Challenge: Report each line in the rows below that contains the string "rating", matching case exactly.

Given records:
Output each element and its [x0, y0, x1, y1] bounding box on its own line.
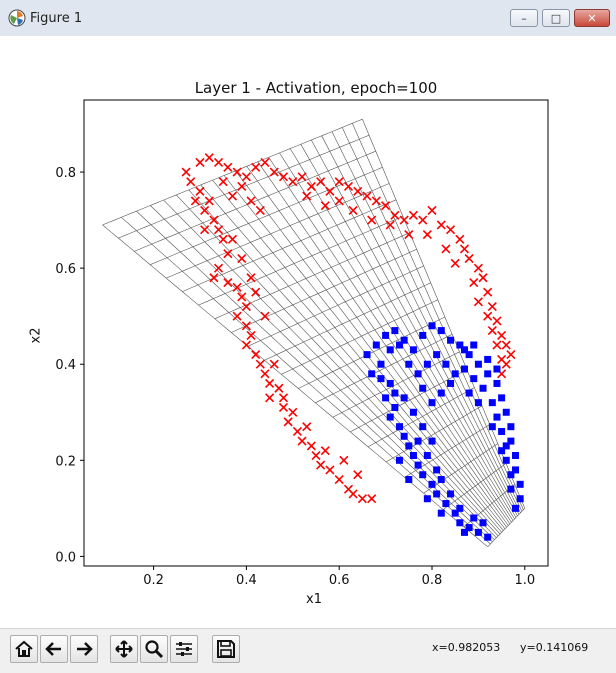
- close-button[interactable]: ✕: [574, 9, 610, 27]
- configure-subplots-icon: [176, 642, 192, 656]
- configure-subplots-button[interactable]: [170, 635, 198, 663]
- back-button[interactable]: [40, 635, 68, 663]
- figure-canvas[interactable]: [0, 36, 616, 628]
- cursor-x-readout: x=0.982053: [432, 641, 501, 654]
- zoom-button[interactable]: [140, 635, 168, 663]
- back-icon: [45, 642, 61, 656]
- navigation-toolbar: x=0.982053 y=0.141069: [0, 628, 616, 673]
- window-title: Figure 1: [30, 11, 83, 26]
- maximize-button[interactable]: □: [542, 9, 570, 27]
- window-title-bar[interactable]: Figure 1 – □ ✕: [0, 0, 616, 37]
- pan-icon: [115, 640, 133, 658]
- matplotlib-app-icon: [8, 9, 26, 27]
- y-axis-label: x2: [28, 327, 44, 344]
- chart-title: Layer 1 - Activation, epoch=100: [194, 79, 438, 97]
- cursor-y-readout: y=0.141069: [520, 641, 589, 654]
- save-icon: [217, 640, 235, 658]
- save-button[interactable]: [212, 635, 240, 663]
- forward-button[interactable]: [70, 635, 98, 663]
- zoom-icon: [145, 640, 164, 659]
- x-axis-label: x1: [306, 592, 322, 607]
- home-icon: [15, 640, 33, 657]
- minimize-button[interactable]: –: [510, 9, 538, 27]
- pan-button[interactable]: [110, 635, 138, 663]
- forward-icon: [77, 642, 93, 656]
- home-button[interactable]: [10, 635, 38, 663]
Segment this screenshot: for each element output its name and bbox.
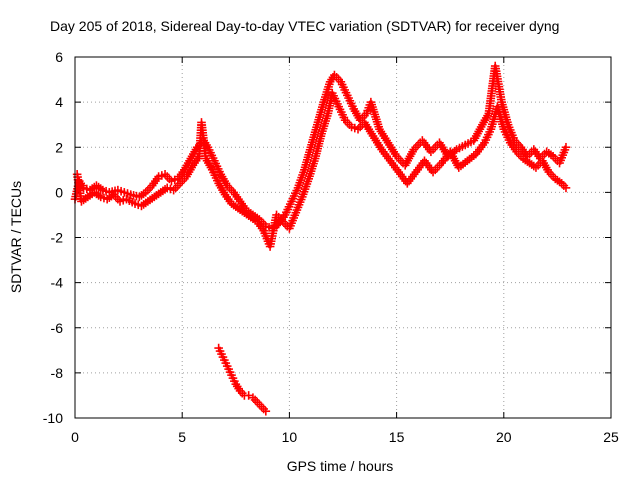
y-tick-label: 4 [55, 94, 63, 110]
x-tick-label: 0 [71, 429, 79, 445]
data-point [96, 192, 106, 202]
data-point-fill [350, 123, 360, 133]
chart-title: Day 205 of 2018, Sidereal Day-to-day VTE… [50, 18, 559, 34]
data-point [261, 406, 271, 416]
data-point [120, 188, 129, 197]
data-point [561, 183, 571, 193]
data-point-fill [116, 186, 126, 196]
data-point-fill [166, 184, 175, 194]
grid-layer [75, 57, 611, 418]
data-point [162, 183, 172, 193]
data-point-fill [170, 175, 179, 185]
data-point [347, 122, 356, 132]
plot-frame [74, 56, 612, 419]
x-tick-label: 10 [282, 429, 298, 445]
x-tick-label: 15 [389, 429, 405, 445]
data-point-fill [123, 189, 132, 198]
marks-layer [70, 61, 571, 416]
data-point [154, 172, 163, 181]
x-tick-label: 25 [603, 429, 619, 445]
data-point [130, 199, 140, 208]
y-tick-label: -8 [51, 365, 64, 381]
y-tick-label: -2 [51, 230, 64, 246]
x-axis-label: GPS time / hours [287, 458, 394, 474]
data-point [115, 197, 125, 206]
data-point [113, 185, 123, 195]
data-point-fill [157, 171, 167, 180]
x-tick-label: 20 [496, 429, 512, 445]
y-tick-label: 2 [55, 139, 63, 155]
y-tick-label: -6 [51, 320, 64, 336]
y-axis-label: SDTVAR / TECUs [8, 181, 24, 293]
y-tick-label: -4 [51, 275, 64, 291]
y-tick-label: 6 [55, 49, 63, 65]
data-point [98, 185, 108, 195]
data-point [167, 176, 176, 186]
y-tick-label: -10 [43, 410, 63, 426]
data-point [561, 142, 571, 152]
x-tick-label: 5 [178, 429, 186, 445]
y-tick-label: 0 [55, 184, 63, 200]
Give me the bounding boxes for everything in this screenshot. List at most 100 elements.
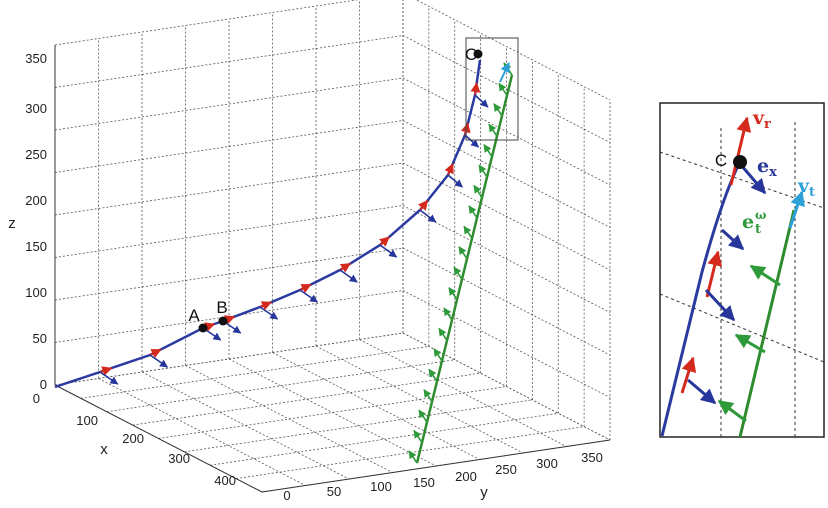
- blue-arrow: [149, 354, 169, 368]
- green-arrow: [488, 123, 498, 137]
- blue-arrow-group: [99, 94, 489, 385]
- grid-line: [315, 345, 524, 454]
- green-arrow: [458, 246, 468, 260]
- red-arrow: [149, 348, 162, 359]
- zoom-region-box: [465, 37, 519, 141]
- inset-blue-arrows: [687, 164, 767, 405]
- x-tick-label: 400: [214, 473, 236, 488]
- z-tick-label: 250: [25, 147, 47, 162]
- grid-line: [54, 35, 404, 88]
- grid-lines: [54, 0, 611, 493]
- y-tick-label: 250: [495, 462, 517, 477]
- grid-line: [54, 0, 359, 46]
- point-b: [218, 316, 228, 326]
- blue-arrow: [447, 174, 463, 188]
- et-omega-label: e t ω: [742, 208, 767, 237]
- green-arrow: [423, 389, 433, 403]
- grid-line: [402, 332, 611, 441]
- grid-line: [106, 359, 455, 413]
- point-c-label: C: [465, 45, 477, 64]
- point-a-label: A: [188, 306, 200, 325]
- red-arrow: [444, 163, 454, 176]
- green-arrow: [468, 205, 478, 219]
- grid-line: [54, 120, 404, 173]
- z-tick-label: 150: [25, 239, 47, 254]
- blue-arrow: [464, 134, 480, 148]
- x-tick-label: 300: [168, 451, 190, 466]
- grid-line: [359, 339, 567, 447]
- green-arrow: [413, 429, 423, 444]
- green-arrow: [408, 450, 418, 464]
- axis-line: [261, 439, 611, 493]
- grid-line: [228, 358, 437, 467]
- main-3d-plot: 0 50 100 150 200 250 300 350 0 100 200 3…: [8, 0, 611, 503]
- grid-line: [402, 290, 611, 398]
- green-arrow: [453, 266, 463, 280]
- x-axis-label: x: [100, 441, 108, 458]
- x-tick-label: 0: [33, 391, 40, 406]
- y-tick-label: 150: [413, 475, 435, 490]
- x-axis-ticks: 0 100 200 300 400: [33, 391, 236, 488]
- inset-point-c: [733, 155, 747, 169]
- red-arrow: [417, 199, 429, 211]
- green-arrow-group: [408, 62, 513, 464]
- y-tick-label: 100: [370, 479, 392, 494]
- green-arrow: [443, 307, 453, 321]
- blue-arrow: [99, 371, 119, 385]
- vt-label: vt: [797, 175, 815, 200]
- z-tick-label: 300: [25, 101, 47, 116]
- grid-line: [402, 205, 611, 313]
- cyan-arrow: [499, 62, 510, 83]
- trajectory-curve: [54, 59, 482, 389]
- grid-line: [54, 290, 404, 343]
- red-arrow: [378, 236, 390, 247]
- inset-c-label: C: [715, 151, 727, 170]
- grid-line: [402, 162, 611, 271]
- grid-line: [132, 372, 481, 426]
- red-arrow: [299, 283, 312, 294]
- grid-line: [141, 371, 350, 480]
- z-tick-label: 50: [33, 331, 47, 346]
- grid-line: [80, 345, 429, 399]
- zoom-inset: C vr ex vt e t ω: [659, 102, 825, 438]
- grid-line: [54, 205, 404, 258]
- green-arrow: [418, 409, 428, 423]
- axis-line: [54, 384, 263, 493]
- inset-cyan-arrow: [788, 190, 805, 229]
- green-arrow: [428, 368, 438, 382]
- z-axis-label: z: [8, 215, 16, 232]
- green-arrow: [463, 225, 473, 239]
- green-arrow: [493, 103, 503, 117]
- blue-arrow: [379, 244, 398, 258]
- grid-line: [415, 0, 611, 101]
- z-tick-label: 350: [25, 51, 47, 66]
- grid-line: [210, 412, 559, 466]
- y-tick-label: 350: [581, 450, 603, 465]
- grid-line: [98, 378, 306, 486]
- x-tick-label: 100: [76, 413, 98, 428]
- ex-label: ex: [757, 155, 777, 180]
- grid-line: [272, 352, 480, 460]
- z-tick-label: 200: [25, 193, 47, 208]
- grid-line: [185, 365, 393, 473]
- green-arrow: [433, 348, 443, 362]
- grid-line: [54, 247, 404, 301]
- green-arrow: [483, 144, 493, 158]
- z-axis-ticks: 0 50 100 150 200 250 300 350: [25, 51, 47, 392]
- inset-green-arrows: [717, 264, 781, 423]
- red-arrow: [99, 366, 113, 376]
- green-arrow: [438, 327, 448, 341]
- red-arrow: [259, 301, 272, 311]
- y-tick-label: 50: [327, 484, 341, 499]
- green-arrow: [473, 184, 483, 198]
- grid-line: [158, 386, 507, 439]
- y-tick-label: 200: [455, 469, 477, 484]
- vr-label: vr: [752, 107, 771, 132]
- axes-box: [54, 45, 611, 493]
- grid-line: [402, 120, 611, 228]
- grid-line: [54, 77, 404, 131]
- point-c: [473, 49, 483, 59]
- y-axis-label: y: [480, 484, 488, 501]
- z-tick-label: 100: [25, 285, 47, 300]
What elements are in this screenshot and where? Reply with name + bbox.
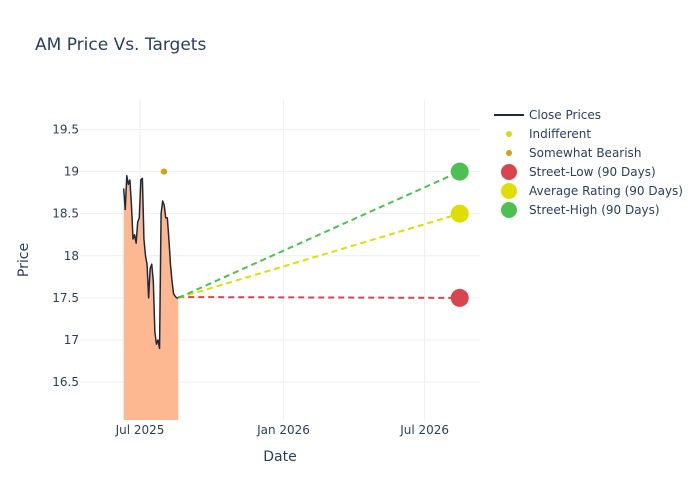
close-price-line: [122, 175, 179, 350]
y-tick-label: 18: [64, 249, 79, 263]
y-axis-label: Price: [16, 243, 32, 277]
y-tick-label: 19.5: [52, 122, 79, 136]
legend-somewhat-bearish-swatch: [506, 150, 512, 156]
street-high-target-line: [177, 170, 461, 299]
average-rating-target-marker: [450, 204, 469, 223]
y-tick-label: 18.5: [52, 207, 79, 221]
legend-average-rating-label: Average Rating (90 Days): [529, 184, 683, 198]
legend-street-high-swatch: [501, 202, 517, 218]
y-tick-label: 17.5: [52, 291, 79, 305]
legend-indifferent-label: Indifferent: [529, 127, 591, 141]
x-tick-label: Jan 2026: [256, 423, 310, 437]
x-tick-label: Jul 2025: [115, 423, 165, 437]
street-high-target-marker: [450, 162, 469, 181]
y-tick-label: 16.5: [52, 375, 79, 389]
y-axis-ticks: 16.5 17 17.5 18 18.5 19 19.5: [52, 122, 79, 389]
legend[interactable]: Close Prices Indifferent Somewhat Bearish S…: [494, 108, 683, 218]
street-low-target-marker: [450, 288, 469, 307]
street-low-target-line: [178, 296, 460, 299]
x-tick-label: Jul 2026: [399, 423, 449, 437]
legend-average-rating-swatch: [501, 183, 517, 199]
chart-title: AM Price Vs. Targets: [35, 35, 206, 55]
x-axis-ticks: Jul 2025 Jan 2026 Jul 2026: [115, 423, 449, 437]
somewhat-bearish-marker: [161, 168, 168, 175]
legend-close-prices-label: Close Prices: [529, 108, 601, 122]
legend-somewhat-bearish-label: Somewhat Bearish: [529, 146, 641, 160]
legend-street-high-label: Street-High (90 Days): [529, 203, 660, 217]
legend-street-low-label: Street-Low (90 Days): [529, 165, 656, 179]
legend-street-low-swatch: [501, 164, 517, 180]
plot-area: [122, 162, 469, 420]
legend-indifferent-swatch: [506, 131, 512, 137]
x-axis-label: Date: [263, 449, 296, 465]
y-tick-label: 17: [64, 333, 79, 347]
average-rating-target-line: [177, 212, 461, 299]
y-tick-label: 19: [64, 165, 79, 179]
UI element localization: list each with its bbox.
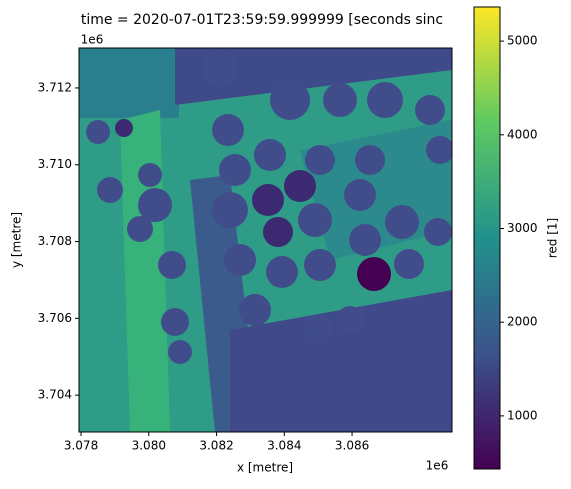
chart-title: time = 2020-07-01T23:59:59.999999 [secon… [81, 12, 443, 28]
x-tick-label: 3.080 [132, 439, 166, 453]
y-tick-label: 3.712 [38, 80, 72, 94]
y-tick-label: 3.706 [38, 311, 72, 325]
y-axis-label: y [metre] [10, 212, 24, 268]
colorbar-tick-label: 5000 [507, 34, 538, 48]
colorbar-tick-label: 3000 [507, 221, 538, 235]
x-axis-label: x [metre] [237, 461, 293, 475]
x-tick-label: 3.078 [64, 439, 98, 453]
colorbar-tick-label: 2000 [507, 315, 538, 329]
x-tick-label: 3.086 [335, 439, 369, 453]
colorbar-tick-label: 1000 [507, 408, 538, 422]
x-offset-label: 1e6 [426, 459, 449, 473]
x-tick-label: 3.082 [199, 439, 233, 453]
x-tick-label: 3.084 [267, 439, 301, 453]
y-tick-label: 3.708 [38, 234, 72, 248]
colorbar-tick-label: 4000 [507, 127, 538, 141]
y-offset-label: 1e6 [81, 33, 104, 47]
axes-frame [78, 47, 453, 433]
y-tick-label: 3.704 [38, 388, 72, 402]
colorbar [473, 6, 501, 470]
raster-image [79, 48, 452, 432]
y-tick-label: 3.710 [38, 157, 72, 171]
colorbar-label: red [1] [546, 218, 560, 258]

Task solution:
average-rating-target-marker: [450, 204, 469, 223]
legend-average-rating-label: Average Rating (90 Days): [529, 184, 683, 198]
legend-average-rating-swatch: [501, 183, 517, 199]
average-rating-target-line: [177, 212, 461, 299]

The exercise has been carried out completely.